**Exercise instructions**
An exact copy of every record is needed.

[Saved entries]
────
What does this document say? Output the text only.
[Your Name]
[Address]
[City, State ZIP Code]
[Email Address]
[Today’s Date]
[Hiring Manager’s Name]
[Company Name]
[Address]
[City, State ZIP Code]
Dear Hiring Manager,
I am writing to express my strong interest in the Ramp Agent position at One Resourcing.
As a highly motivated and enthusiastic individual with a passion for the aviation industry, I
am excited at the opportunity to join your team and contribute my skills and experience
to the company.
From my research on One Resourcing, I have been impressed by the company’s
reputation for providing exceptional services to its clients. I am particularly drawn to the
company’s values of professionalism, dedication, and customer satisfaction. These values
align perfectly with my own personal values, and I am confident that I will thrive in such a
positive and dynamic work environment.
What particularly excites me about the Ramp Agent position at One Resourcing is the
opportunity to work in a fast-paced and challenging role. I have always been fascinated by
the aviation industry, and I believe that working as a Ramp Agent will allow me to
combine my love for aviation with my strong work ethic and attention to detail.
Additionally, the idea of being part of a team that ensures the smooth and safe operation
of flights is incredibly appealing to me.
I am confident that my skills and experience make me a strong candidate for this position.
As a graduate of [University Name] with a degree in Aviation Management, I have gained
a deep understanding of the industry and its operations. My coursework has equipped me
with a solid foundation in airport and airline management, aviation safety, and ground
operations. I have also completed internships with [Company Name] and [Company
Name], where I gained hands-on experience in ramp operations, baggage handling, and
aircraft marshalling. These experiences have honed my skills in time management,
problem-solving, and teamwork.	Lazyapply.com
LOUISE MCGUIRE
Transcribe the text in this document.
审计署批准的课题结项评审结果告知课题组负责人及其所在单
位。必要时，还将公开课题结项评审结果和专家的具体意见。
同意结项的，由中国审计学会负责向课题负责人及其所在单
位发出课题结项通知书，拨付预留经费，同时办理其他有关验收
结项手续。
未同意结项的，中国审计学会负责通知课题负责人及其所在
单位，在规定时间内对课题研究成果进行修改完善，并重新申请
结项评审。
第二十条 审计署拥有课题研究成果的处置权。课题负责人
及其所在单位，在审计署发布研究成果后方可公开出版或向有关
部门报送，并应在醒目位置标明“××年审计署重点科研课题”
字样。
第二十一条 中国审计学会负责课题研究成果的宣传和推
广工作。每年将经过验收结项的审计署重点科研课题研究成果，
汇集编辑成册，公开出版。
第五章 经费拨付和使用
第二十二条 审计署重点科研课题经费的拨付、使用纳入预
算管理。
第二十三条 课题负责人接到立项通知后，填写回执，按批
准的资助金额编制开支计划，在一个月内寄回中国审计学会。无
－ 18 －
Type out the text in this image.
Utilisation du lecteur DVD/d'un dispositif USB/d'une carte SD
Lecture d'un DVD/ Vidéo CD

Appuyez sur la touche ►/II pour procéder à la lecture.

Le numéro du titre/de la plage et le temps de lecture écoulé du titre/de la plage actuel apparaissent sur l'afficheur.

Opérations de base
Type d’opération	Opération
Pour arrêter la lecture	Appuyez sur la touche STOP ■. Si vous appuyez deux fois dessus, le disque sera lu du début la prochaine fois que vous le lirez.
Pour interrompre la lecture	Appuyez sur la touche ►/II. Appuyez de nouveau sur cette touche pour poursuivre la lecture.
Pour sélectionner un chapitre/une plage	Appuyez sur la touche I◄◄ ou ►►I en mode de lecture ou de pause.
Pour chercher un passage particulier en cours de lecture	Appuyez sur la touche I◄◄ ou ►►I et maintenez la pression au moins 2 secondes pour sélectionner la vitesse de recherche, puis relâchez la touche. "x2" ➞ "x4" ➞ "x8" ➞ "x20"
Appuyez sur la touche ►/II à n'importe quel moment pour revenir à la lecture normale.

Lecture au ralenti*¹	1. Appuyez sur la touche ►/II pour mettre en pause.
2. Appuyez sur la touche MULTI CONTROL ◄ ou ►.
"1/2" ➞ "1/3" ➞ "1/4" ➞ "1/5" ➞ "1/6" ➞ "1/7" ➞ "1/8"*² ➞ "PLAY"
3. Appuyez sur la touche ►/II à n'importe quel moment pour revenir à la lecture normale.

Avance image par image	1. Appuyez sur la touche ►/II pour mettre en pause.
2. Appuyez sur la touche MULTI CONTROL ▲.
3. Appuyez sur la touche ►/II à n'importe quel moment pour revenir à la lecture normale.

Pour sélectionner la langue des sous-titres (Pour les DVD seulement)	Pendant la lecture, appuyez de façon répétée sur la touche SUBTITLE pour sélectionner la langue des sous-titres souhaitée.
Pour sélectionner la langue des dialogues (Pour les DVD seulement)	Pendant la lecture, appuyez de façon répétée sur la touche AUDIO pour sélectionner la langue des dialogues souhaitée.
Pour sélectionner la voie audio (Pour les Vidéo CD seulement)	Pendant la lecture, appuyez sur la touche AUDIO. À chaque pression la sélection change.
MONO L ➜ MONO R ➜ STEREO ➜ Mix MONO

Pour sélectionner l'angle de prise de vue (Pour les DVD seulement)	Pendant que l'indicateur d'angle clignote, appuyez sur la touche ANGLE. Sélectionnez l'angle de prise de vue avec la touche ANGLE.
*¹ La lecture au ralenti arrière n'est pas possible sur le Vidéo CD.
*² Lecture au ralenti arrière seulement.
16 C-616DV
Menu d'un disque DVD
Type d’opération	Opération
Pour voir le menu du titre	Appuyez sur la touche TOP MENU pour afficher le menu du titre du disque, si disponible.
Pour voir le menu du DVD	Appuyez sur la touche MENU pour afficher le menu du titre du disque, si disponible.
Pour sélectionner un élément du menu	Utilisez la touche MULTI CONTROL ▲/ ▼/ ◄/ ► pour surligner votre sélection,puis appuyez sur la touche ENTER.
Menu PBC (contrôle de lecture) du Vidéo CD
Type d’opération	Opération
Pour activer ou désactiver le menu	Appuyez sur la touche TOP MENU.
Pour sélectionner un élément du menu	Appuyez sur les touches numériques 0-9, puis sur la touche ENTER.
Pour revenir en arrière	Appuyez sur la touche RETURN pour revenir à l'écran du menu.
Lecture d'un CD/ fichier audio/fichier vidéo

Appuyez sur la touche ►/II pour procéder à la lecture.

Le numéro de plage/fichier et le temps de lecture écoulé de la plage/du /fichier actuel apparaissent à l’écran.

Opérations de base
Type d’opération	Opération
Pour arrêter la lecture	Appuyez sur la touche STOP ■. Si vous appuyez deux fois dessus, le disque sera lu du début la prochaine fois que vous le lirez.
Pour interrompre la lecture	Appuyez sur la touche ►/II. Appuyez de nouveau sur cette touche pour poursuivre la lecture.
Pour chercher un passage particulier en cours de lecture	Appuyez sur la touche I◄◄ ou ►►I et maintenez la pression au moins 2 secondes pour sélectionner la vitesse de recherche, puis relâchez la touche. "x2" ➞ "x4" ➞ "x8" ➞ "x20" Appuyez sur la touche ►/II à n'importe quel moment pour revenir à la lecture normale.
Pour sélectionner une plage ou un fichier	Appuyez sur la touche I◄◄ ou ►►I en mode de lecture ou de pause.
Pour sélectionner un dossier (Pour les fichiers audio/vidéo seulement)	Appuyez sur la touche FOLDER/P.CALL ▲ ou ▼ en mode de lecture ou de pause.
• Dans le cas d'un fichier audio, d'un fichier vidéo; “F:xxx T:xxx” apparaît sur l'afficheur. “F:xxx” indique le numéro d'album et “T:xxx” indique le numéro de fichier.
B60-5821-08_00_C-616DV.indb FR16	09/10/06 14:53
────
**Exercise response**
What does this document say? Output the text only.
[Your Name]
[Address]
[City, State ZIP Code]
[Email Address]
[Today’s Date]
[Hiring Manager’s Name]
[Company Name]
[Address]
[City, State ZIP Code]
Dear Hiring Manager,
I am writing to express my strong interest in the Ramp Agent position at One Resourcing.
As a highly motivated and enthusiastic individual with a passion for the aviation industry, I
am excited at the opportunity to join your team and contribute my skills and experience
to the company.
From my research on One Resourcing, I have been impressed by the company’s
reputation for providing exceptional services to its clients. I am particularly drawn to the
company’s values of professionalism, dedication, and customer satisfaction. These values
align perfectly with my own personal values, and I am confident that I will thrive in such a
positive and dynamic work environment.
What particularly excites me about the Ramp Agent position at One Resourcing is the
opportunity to work in a fast-paced and challenging role. I have always been fascinated by
the aviation industry, and I believe that working as a Ramp Agent will allow me to
combine my love for aviation with my strong work ethic and attention to detail.
Additionally, the idea of being part of a team that ensures the smooth and safe operation
of flights is incredibly appealing to me.
I am confident that my skills and experience make me a strong candidate for this position.
As a graduate of [University Name] with a degree in Aviation Management, I have gained
a deep understanding of the industry and its operations. My coursework has equipped me
with a solid foundation in airport and airline management, aviation safety, and ground
operations. I have also completed internships with [Company Name] and [Company
Name], where I gained hands-on experience in ramp operations, baggage handling, and
aircraft marshalling. These experiences have honed my skills in time management,
problem-solving, and teamwork.	Lazyapply.com
LOUISE MCGUIRE
Transcribe the text in this document.
审计署批准的课题结项评审结果告知课题组负责人及其所在单
位。必要时，还将公开课题结项评审结果和专家的具体意见。
同意结项的，由中国审计学会负责向课题负责人及其所在单
位发出课题结项通知书，拨付预留经费，同时办理其他有关验收
结项手续。
未同意结项的，中国审计学会负责通知课题负责人及其所在
单位，在规定时间内对课题研究成果进行修改完善，并重新申请
结项评审。
第二十条 审计署拥有课题研究成果的处置权。课题负责人
及其所在单位，在审计署发布研究成果后方可公开出版或向有关
部门报送，并应在醒目位置标明“××年审计署重点科研课题”
字样。
第二十一条 中国审计学会负责课题研究成果的宣传和推
广工作。每年将经过验收结项的审计署重点科研课题研究成果，
汇集编辑成册，公开出版。
第五章 经费拨付和使用
第二十二条 审计署重点科研课题经费的拨付、使用纳入预
算管理。
第二十三条 课题负责人接到立项通知后，填写回执，按批
准的资助金额编制开支计划，在一个月内寄回中国审计学会。无
－ 18 －
Type out the text in this image.
Utilisation du lecteur DVD/d'un dispositif USB/d'une carte SD
Lecture d'un DVD/ Vidéo CD

Appuyez sur la touche ►/II pour procéder à la lecture.

Le numéro du titre/de la plage et le temps de lecture écoulé du titre/de la plage actuel apparaissent sur l'afficheur.

Opérations de base
Type d’opération	Opération
Pour arrêter la lecture	Appuyez sur la touche STOP ■. Si vous appuyez deux fois dessus, le disque sera lu du début la prochaine fois que vous le lirez.
Pour interrompre la lecture	Appuyez sur la touche ►/II. Appuyez de nouveau sur cette touche pour poursuivre la lecture.
Pour sélectionner un chapitre/une plage	Appuyez sur la touche I◄◄ ou ►►I en mode de lecture ou de pause.
Pour chercher un passage particulier en cours de lecture	Appuyez sur la touche I◄◄ ou ►►I et maintenez la pression au moins 2 secondes pour sélectionner la vitesse de recherche, puis relâchez la touche. "x2" ➞ "x4" ➞ "x8" ➞ "x20"
Appuyez sur la touche ►/II à n'importe quel moment pour revenir à la lecture normale.

Lecture au ralenti*¹	1. Appuyez sur la touche ►/II pour mettre en pause.
2. Appuyez sur la touche MULTI CONTROL ◄ ou ►.
"1/2" ➞ "1/3" ➞ "1/4" ➞ "1/5" ➞ "1/6" ➞ "1/7" ➞ "1/8"*² ➞ "PLAY"
3. Appuyez sur la touche ►/II à n'importe quel moment pour revenir à la lecture normale.

Avance image par image	1. Appuyez sur la touche ►/II pour mettre en pause.
2. Appuyez sur la touche MULTI CONTROL ▲.
3. Appuyez sur la touche ►/II à n'importe quel moment pour revenir à la lecture normale.

Pour sélectionner la langue des sous-titres (Pour les DVD seulement)	Pendant la lecture, appuyez de façon répétée sur la touche SUBTITLE pour sélectionner la langue des sous-titres souhaitée.
Pour sélectionner la langue des dialogues (Pour les DVD seulement)	Pendant la lecture, appuyez de façon répétée sur la touche AUDIO pour sélectionner la langue des dialogues souhaitée.
Pour sélectionner la voie audio (Pour les Vidéo CD seulement)	Pendant la lecture, appuyez sur la touche AUDIO. À chaque pression la sélection change.
MONO L ➜ MONO R ➜ STEREO ➜ Mix MONO

Pour sélectionner l'angle de prise de vue (Pour les DVD seulement)	Pendant que l'indicateur d'angle clignote, appuyez sur la touche ANGLE. Sélectionnez l'angle de prise de vue avec la touche ANGLE.
*¹ La lecture au ralenti arrière n'est pas possible sur le Vidéo CD.
*² Lecture au ralenti arrière seulement.
16 C-616DV
Menu d'un disque DVD
Type d’opération	Opération
Pour voir le menu du titre	Appuyez sur la touche TOP MENU pour afficher le menu du titre du disque, si disponible.
Pour voir le menu du DVD	Appuyez sur la touche MENU pour afficher le menu du titre du disque, si disponible.
Pour sélectionner un élément du menu	Utilisez la touche MULTI CONTROL ▲/ ▼/ ◄/ ► pour surligner votre sélection,puis appuyez sur la touche ENTER.
Menu PBC (contrôle de lecture) du Vidéo CD
Type d’opération	Opération
Pour activer ou désactiver le menu	Appuyez sur la touche TOP MENU.
Pour sélectionner un élément du menu	Appuyez sur les touches numériques 0-9, puis sur la touche ENTER.
Pour revenir en arrière	Appuyez sur la touche RETURN pour revenir à l'écran du menu.
Lecture d'un CD/ fichier audio/fichier vidéo

Appuyez sur la touche ►/II pour procéder à la lecture.

Le numéro de plage/fichier et le temps de lecture écoulé de la plage/du /fichier actuel apparaissent à l’écran.

Opérations de base
Type d’opération	Opération
Pour arrêter la lecture	Appuyez sur la touche STOP ■. Si vous appuyez deux fois dessus, le disque sera lu du début la prochaine fois que vous le lirez.
Pour interrompre la lecture	Appuyez sur la touche ►/II. Appuyez de nouveau sur cette touche pour poursuivre la lecture.
Pour chercher un passage particulier en cours de lecture	Appuyez sur la touche I◄◄ ou ►►I et maintenez la pression au moins 2 secondes pour sélectionner la vitesse de recherche, puis relâchez la touche. "x2" ➞ "x4" ➞ "x8" ➞ "x20" Appuyez sur la touche ►/II à n'importe quel moment pour revenir à la lecture normale.
Pour sélectionner une plage ou un fichier	Appuyez sur la touche I◄◄ ou ►►I en mode de lecture ou de pause.
Pour sélectionner un dossier (Pour les fichiers audio/vidéo seulement)	Appuyez sur la touche FOLDER/P.CALL ▲ ou ▼ en mode de lecture ou de pause.
• Dans le cas d'un fichier audio, d'un fichier vidéo; “F:xxx T:xxx” apparaît sur l'afficheur. “F:xxx” indique le numéro d'album et “T:xxx” indique le numéro de fichier.
B60-5821-08_00_C-616DV.indb FR16	09/10/06 14:53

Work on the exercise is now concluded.